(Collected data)
____

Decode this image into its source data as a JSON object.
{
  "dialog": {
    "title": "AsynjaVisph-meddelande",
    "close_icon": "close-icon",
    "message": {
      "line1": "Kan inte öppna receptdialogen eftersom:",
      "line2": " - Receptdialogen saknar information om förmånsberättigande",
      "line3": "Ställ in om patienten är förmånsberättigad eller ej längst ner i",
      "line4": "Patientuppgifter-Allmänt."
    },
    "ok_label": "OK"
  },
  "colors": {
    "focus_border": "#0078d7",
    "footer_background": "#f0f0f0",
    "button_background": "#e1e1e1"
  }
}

____

◆ The task ◆
Provide an exact reproduction of all the entries shown above.

◆ Result of this exercise ◆
Decode this image into its source data as a JSON object.
{
  "dialog": {
    "title": "AsynjaVisph-meddelande",
    "close_icon": "close-icon",
    "message": {
      "line1": "Kan inte öppna receptdialogen eftersom:",
      "line2": " - Receptdialogen saknar information om förmånsberättigande",
      "line3": "Ställ in om patienten är förmånsberättigad eller ej längst ner i",
      "line4": "Patientuppgifter-Allmänt."
    },
    "ok_label": "OK"
  },
  "colors": {
    "focus_border": "#0078d7",
    "footer_background": "#f0f0f0",
    "button_background": "#e1e1e1"
  }
}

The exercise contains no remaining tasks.